(Beginning of Data for processing)

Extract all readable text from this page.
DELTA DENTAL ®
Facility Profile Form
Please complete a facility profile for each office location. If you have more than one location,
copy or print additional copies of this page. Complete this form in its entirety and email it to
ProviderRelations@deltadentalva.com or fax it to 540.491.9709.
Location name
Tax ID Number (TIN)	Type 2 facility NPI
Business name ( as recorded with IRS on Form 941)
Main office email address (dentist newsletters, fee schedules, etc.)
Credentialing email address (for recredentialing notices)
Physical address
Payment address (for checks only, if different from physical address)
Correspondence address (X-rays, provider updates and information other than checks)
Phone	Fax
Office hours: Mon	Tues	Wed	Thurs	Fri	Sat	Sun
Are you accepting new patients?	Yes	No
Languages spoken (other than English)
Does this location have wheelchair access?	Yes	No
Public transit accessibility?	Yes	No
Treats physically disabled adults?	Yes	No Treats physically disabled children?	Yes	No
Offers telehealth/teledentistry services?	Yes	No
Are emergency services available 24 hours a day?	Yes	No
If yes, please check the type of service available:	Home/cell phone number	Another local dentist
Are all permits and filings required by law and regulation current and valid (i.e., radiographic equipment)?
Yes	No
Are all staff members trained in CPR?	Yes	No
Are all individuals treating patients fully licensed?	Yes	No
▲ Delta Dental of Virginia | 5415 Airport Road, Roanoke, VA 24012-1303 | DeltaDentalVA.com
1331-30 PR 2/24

(End of Data for processing)
(Beginning of Data for processing)

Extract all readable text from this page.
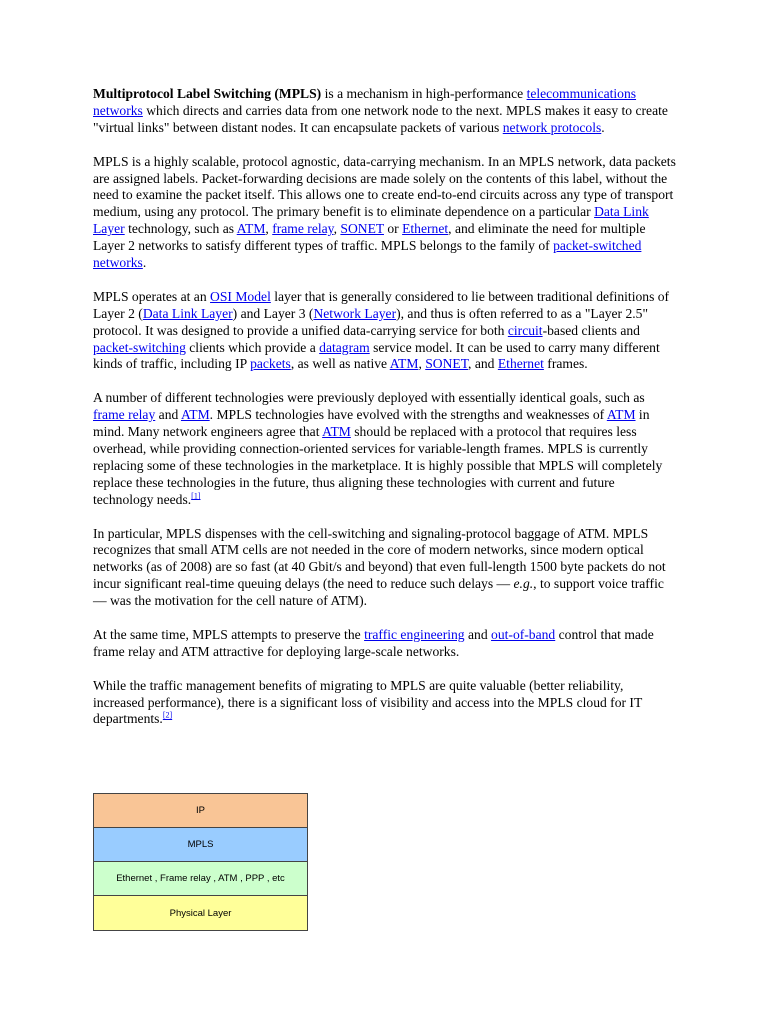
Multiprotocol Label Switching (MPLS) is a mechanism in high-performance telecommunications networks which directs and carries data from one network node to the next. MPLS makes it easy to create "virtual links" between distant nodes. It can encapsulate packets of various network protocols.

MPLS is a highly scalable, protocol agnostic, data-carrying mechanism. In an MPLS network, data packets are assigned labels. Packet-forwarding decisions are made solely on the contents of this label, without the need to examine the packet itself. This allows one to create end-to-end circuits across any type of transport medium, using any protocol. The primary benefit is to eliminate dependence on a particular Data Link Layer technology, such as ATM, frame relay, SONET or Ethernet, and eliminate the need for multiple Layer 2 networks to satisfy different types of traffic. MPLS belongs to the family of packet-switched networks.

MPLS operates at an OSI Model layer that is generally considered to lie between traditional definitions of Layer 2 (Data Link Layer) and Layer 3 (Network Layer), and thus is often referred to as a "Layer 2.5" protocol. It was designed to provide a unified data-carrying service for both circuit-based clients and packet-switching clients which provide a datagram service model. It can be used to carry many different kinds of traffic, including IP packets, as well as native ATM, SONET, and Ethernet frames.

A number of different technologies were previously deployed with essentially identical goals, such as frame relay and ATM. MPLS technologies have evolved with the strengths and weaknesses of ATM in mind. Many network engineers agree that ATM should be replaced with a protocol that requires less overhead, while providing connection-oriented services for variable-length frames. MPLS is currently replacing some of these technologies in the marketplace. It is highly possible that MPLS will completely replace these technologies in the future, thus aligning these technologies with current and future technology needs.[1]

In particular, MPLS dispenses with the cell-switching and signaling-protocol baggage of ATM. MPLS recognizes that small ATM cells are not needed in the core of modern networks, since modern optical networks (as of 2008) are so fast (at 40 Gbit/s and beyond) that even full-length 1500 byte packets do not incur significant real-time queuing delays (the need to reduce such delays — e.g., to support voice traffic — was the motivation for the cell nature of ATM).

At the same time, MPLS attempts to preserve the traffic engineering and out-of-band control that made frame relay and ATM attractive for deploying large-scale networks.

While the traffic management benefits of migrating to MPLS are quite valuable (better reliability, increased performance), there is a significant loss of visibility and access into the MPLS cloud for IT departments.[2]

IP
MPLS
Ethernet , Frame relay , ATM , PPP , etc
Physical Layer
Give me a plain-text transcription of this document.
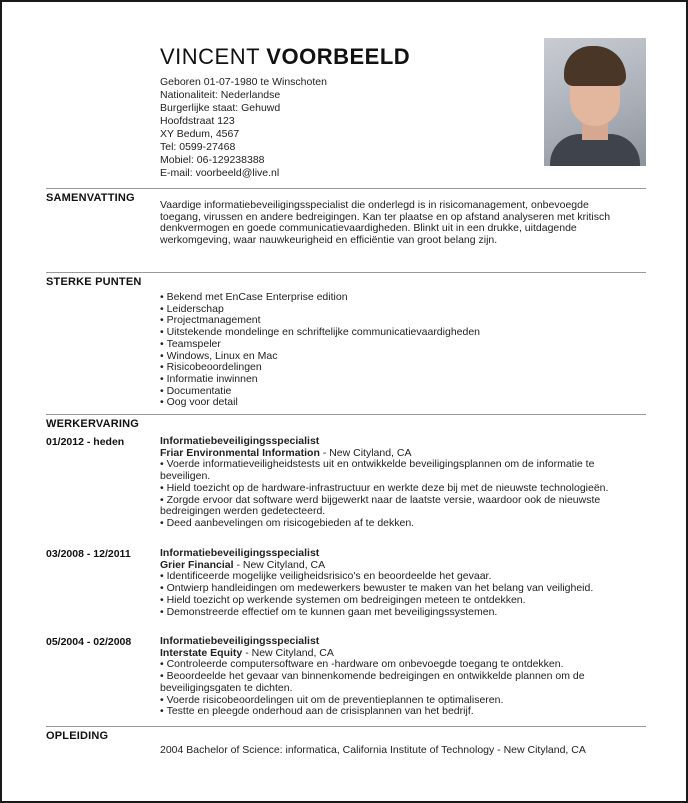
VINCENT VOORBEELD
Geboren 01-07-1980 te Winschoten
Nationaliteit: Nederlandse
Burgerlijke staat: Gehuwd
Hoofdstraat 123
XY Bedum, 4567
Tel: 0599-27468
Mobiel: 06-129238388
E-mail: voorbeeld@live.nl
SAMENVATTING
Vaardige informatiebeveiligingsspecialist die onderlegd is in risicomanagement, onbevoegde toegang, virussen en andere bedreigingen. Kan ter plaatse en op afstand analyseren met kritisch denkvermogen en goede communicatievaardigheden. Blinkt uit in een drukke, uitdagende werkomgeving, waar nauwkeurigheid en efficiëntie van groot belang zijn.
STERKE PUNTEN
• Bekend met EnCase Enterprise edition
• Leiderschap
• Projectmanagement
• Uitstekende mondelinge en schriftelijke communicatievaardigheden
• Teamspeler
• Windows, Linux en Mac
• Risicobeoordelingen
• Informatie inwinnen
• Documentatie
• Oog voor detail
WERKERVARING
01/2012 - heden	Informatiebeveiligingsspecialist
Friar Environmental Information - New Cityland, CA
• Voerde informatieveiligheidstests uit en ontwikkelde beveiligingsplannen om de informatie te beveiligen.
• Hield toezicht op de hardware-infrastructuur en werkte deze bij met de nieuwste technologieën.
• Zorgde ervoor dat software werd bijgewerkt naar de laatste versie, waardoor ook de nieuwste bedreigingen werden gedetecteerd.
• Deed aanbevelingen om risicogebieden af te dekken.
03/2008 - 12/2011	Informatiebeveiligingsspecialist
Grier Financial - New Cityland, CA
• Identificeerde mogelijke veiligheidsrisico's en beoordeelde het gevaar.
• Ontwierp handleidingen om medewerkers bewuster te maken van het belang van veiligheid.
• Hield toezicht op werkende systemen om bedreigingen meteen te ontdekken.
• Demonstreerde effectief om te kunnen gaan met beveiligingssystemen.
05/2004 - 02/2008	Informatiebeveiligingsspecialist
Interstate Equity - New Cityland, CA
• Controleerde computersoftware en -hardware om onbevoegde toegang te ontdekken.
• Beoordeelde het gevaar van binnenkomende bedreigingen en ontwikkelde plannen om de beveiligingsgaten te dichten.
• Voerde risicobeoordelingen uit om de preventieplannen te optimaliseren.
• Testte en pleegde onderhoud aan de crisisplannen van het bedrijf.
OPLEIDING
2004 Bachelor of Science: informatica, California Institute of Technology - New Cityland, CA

(End of Data for processing)

_Task goal_.
Extract every line containing the string "performance" from the data above.

_Answer space_.
Multiprotocol Label Switching (MPLS) is a mechanism in high-performance telecommunications networks which directs and carries data from one network node to the next. MPLS makes it easy to create "virtual links" between distant nodes. It can encapsulate packets of various network protocols.
While the traffic management benefits of migrating to MPLS are quite valuable (better reliability, increased performance), there is a significant loss of visibility and access into the MPLS cloud for IT departments.[2]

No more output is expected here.